In the data that follows, count each line holding the string "tree"; answer with the number only.
======== Data shown
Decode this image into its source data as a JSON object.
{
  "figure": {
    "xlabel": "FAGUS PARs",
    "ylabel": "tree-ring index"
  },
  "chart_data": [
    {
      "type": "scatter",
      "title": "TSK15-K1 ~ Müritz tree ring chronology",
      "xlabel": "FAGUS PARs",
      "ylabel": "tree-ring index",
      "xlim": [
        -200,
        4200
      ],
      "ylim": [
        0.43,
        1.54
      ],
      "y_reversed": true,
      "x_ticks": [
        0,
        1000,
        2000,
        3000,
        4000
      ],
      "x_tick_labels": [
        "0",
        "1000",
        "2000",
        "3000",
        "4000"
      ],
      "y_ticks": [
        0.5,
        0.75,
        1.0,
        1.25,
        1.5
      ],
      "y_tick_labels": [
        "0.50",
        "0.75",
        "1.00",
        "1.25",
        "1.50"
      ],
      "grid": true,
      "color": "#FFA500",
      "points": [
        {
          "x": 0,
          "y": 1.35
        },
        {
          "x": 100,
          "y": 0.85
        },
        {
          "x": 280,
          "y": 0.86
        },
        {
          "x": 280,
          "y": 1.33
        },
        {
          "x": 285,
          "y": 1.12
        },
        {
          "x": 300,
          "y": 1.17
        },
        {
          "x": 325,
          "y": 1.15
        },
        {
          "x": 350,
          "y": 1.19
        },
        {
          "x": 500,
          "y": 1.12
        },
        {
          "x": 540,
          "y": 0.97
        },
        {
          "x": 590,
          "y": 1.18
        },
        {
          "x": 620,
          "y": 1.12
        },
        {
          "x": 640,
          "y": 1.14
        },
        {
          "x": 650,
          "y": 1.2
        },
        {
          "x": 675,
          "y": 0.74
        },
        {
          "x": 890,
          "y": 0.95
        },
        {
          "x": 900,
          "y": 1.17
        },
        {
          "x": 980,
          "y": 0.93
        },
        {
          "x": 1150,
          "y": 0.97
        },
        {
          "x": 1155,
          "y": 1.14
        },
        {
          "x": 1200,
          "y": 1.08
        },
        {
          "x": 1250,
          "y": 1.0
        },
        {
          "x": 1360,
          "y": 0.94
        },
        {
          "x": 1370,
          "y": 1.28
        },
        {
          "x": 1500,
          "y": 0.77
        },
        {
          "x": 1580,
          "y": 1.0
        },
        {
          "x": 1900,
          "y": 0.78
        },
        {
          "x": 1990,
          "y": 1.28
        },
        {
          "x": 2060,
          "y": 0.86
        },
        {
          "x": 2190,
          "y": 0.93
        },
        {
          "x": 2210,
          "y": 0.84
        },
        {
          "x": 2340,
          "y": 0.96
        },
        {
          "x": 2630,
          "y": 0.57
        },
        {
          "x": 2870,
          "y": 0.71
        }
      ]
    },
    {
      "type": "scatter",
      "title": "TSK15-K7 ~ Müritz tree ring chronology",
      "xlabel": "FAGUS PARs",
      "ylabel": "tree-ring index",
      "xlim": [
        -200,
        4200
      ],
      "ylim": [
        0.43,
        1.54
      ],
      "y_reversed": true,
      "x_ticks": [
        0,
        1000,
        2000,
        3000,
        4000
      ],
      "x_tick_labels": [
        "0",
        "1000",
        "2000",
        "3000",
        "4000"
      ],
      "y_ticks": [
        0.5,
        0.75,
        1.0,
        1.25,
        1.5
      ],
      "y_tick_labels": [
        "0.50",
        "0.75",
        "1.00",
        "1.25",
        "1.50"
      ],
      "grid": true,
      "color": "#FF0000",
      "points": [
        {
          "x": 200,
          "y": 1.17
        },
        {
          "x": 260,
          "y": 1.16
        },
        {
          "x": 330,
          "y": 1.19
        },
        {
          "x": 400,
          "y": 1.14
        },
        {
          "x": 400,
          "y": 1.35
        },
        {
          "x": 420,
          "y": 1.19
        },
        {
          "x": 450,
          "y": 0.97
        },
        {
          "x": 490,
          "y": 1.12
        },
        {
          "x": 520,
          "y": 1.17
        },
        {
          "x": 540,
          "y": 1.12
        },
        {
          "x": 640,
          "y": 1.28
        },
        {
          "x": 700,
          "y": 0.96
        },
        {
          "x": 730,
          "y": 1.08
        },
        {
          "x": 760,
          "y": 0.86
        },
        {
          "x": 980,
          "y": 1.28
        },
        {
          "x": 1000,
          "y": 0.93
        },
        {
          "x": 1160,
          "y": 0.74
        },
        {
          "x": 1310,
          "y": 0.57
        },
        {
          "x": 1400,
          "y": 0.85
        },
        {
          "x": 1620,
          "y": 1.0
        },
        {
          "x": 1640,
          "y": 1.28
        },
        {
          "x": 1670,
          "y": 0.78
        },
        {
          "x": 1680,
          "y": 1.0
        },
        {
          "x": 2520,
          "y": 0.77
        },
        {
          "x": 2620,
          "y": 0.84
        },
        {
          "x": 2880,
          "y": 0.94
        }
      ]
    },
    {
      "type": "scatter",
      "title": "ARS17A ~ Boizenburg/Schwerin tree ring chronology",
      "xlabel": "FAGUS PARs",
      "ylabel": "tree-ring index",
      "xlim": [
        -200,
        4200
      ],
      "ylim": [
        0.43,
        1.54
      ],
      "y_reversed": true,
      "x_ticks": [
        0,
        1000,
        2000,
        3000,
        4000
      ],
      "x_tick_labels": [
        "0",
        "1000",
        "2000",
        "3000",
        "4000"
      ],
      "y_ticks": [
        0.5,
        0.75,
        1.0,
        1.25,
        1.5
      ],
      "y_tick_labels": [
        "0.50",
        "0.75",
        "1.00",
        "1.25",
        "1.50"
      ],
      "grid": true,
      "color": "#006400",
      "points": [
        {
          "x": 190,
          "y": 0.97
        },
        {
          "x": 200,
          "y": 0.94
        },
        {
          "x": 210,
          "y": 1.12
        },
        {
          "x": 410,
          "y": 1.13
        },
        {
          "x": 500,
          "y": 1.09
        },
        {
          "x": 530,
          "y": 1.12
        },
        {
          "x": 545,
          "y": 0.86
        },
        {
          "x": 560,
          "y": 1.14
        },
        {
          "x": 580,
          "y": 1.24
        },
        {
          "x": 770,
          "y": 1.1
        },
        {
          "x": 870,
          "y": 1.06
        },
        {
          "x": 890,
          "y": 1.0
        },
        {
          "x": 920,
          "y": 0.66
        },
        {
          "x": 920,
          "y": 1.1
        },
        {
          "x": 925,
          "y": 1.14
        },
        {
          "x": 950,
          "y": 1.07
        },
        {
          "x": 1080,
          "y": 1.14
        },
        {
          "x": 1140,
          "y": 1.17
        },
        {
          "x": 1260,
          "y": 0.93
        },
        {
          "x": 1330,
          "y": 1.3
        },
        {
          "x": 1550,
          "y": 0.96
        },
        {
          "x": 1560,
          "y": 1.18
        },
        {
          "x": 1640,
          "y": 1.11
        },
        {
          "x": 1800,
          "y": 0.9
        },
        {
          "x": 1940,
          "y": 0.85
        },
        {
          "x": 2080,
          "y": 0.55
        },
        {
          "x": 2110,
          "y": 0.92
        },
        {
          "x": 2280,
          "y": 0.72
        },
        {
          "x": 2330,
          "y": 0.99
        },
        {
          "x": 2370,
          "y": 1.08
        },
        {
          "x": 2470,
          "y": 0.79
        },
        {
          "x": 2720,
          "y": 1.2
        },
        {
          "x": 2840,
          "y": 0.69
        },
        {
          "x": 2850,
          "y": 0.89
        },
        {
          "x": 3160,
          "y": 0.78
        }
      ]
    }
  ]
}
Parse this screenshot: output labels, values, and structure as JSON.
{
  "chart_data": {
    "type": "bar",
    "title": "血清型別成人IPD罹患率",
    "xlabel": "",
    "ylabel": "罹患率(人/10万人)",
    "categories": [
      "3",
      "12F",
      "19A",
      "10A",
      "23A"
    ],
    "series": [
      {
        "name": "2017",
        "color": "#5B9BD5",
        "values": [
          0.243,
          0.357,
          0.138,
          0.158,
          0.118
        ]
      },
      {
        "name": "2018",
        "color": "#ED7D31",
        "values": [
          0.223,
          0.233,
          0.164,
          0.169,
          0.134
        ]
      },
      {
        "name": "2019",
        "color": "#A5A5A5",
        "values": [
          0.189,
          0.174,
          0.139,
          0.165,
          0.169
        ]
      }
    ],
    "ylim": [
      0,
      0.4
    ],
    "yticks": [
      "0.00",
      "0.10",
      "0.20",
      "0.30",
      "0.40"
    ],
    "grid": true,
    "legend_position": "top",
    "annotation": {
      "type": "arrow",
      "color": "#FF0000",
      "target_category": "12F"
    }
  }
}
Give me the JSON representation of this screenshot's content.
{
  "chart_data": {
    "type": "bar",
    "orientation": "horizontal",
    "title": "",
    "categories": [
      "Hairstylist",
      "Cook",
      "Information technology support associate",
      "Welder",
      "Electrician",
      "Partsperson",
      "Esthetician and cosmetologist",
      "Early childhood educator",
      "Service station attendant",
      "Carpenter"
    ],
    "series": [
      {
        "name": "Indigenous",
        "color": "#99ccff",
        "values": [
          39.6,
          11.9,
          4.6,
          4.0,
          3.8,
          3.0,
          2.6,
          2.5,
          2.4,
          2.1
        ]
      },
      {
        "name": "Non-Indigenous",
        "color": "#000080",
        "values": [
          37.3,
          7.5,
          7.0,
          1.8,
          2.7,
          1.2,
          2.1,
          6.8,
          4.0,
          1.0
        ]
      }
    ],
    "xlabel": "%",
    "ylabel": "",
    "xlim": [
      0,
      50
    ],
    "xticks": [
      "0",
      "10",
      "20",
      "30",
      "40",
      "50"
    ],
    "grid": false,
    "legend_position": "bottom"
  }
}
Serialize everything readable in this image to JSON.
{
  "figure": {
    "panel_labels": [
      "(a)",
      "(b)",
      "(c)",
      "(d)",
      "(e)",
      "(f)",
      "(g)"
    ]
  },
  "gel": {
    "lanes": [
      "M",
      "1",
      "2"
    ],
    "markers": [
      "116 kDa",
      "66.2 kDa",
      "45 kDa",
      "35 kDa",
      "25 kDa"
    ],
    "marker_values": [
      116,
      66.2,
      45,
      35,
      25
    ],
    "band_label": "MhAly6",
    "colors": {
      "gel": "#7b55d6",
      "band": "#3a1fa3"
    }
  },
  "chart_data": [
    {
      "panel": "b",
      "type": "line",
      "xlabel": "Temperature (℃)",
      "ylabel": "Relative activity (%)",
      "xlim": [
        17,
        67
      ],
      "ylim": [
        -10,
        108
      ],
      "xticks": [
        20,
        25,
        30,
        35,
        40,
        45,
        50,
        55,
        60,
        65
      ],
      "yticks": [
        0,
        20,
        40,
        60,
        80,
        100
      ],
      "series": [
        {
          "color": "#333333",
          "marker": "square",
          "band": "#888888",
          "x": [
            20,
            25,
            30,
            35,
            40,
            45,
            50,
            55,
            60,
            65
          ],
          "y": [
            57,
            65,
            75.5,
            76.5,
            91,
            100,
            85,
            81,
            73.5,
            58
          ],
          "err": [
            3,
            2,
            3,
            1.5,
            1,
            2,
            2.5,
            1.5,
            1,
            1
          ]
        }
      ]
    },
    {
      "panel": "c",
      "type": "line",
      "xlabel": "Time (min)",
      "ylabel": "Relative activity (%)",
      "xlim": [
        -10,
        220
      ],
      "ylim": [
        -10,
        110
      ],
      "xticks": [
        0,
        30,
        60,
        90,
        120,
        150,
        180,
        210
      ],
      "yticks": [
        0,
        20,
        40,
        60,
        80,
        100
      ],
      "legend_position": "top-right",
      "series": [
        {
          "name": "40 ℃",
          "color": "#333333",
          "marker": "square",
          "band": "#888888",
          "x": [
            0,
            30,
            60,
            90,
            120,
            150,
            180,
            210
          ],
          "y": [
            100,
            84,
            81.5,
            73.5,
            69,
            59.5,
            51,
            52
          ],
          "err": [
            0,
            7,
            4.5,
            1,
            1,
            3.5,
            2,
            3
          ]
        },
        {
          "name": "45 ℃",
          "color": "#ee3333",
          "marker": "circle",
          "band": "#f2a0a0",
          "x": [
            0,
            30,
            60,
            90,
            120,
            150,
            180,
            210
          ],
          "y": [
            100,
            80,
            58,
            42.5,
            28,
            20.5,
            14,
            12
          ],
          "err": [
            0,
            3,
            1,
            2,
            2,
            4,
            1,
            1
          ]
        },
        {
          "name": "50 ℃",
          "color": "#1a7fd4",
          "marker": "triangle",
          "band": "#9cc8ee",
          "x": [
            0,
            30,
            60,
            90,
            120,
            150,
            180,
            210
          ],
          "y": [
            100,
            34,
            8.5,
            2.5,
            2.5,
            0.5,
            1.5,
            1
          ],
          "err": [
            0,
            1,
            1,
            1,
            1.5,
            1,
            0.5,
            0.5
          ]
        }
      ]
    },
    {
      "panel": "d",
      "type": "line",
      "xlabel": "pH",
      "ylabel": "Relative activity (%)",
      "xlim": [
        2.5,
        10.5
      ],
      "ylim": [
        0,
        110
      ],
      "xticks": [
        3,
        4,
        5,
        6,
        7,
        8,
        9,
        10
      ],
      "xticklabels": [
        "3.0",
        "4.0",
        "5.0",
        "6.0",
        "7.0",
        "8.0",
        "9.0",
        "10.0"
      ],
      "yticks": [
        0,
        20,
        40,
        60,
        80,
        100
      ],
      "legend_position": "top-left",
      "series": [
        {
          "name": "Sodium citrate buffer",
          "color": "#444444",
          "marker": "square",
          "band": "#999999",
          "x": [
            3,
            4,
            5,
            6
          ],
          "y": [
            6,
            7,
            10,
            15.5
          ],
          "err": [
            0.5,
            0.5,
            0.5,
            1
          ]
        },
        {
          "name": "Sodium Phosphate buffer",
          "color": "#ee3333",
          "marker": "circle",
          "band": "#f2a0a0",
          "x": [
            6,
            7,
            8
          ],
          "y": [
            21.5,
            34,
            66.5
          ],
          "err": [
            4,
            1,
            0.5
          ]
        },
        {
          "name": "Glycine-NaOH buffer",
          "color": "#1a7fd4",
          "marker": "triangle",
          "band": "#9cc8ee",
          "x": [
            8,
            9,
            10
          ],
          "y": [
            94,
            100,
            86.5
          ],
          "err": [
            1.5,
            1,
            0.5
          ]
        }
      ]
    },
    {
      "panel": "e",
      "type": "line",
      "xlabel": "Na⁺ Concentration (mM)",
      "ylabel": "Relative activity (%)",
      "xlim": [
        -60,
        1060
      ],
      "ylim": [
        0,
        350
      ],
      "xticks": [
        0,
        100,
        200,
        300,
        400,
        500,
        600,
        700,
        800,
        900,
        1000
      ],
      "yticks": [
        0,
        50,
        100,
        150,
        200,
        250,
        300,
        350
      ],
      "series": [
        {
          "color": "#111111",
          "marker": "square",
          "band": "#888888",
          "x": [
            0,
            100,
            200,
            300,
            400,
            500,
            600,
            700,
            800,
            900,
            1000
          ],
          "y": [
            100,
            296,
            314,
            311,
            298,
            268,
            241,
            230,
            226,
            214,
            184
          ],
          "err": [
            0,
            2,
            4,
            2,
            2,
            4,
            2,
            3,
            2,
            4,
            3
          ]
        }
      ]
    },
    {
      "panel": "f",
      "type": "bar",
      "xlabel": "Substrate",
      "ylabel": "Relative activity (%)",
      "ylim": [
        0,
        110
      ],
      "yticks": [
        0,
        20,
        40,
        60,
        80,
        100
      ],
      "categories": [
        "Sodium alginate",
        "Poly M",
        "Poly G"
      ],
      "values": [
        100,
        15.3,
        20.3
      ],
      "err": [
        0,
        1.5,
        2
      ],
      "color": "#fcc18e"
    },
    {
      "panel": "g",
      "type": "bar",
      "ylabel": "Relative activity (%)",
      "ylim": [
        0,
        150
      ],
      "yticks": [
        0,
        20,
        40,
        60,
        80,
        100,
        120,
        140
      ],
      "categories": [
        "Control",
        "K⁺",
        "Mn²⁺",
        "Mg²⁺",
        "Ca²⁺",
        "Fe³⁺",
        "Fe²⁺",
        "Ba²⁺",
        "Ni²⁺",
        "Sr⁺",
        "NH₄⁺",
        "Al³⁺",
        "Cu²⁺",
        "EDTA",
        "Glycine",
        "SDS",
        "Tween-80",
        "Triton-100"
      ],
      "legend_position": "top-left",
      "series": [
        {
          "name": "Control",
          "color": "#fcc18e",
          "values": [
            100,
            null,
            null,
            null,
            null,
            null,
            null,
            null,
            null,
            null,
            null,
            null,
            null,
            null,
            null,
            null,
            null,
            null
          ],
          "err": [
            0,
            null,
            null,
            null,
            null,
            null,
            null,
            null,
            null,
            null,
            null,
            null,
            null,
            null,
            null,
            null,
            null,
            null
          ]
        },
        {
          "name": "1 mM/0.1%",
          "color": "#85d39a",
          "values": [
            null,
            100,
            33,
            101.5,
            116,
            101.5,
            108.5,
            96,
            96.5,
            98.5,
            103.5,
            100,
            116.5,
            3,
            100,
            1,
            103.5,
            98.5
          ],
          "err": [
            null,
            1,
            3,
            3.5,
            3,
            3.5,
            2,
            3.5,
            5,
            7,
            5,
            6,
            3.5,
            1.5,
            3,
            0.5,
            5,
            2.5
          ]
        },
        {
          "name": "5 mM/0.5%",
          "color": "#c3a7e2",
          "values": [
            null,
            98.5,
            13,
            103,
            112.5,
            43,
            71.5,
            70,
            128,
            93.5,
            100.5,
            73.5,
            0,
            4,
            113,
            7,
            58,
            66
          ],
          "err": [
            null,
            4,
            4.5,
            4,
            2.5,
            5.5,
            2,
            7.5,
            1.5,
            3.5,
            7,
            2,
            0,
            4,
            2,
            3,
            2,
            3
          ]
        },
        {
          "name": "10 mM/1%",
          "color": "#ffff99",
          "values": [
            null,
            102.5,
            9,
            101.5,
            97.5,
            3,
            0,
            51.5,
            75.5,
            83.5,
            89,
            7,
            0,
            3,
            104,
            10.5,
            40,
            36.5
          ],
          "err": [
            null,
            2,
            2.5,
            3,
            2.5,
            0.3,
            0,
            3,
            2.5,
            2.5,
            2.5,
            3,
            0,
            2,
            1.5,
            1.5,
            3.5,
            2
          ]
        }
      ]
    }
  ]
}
================
### Right answer
7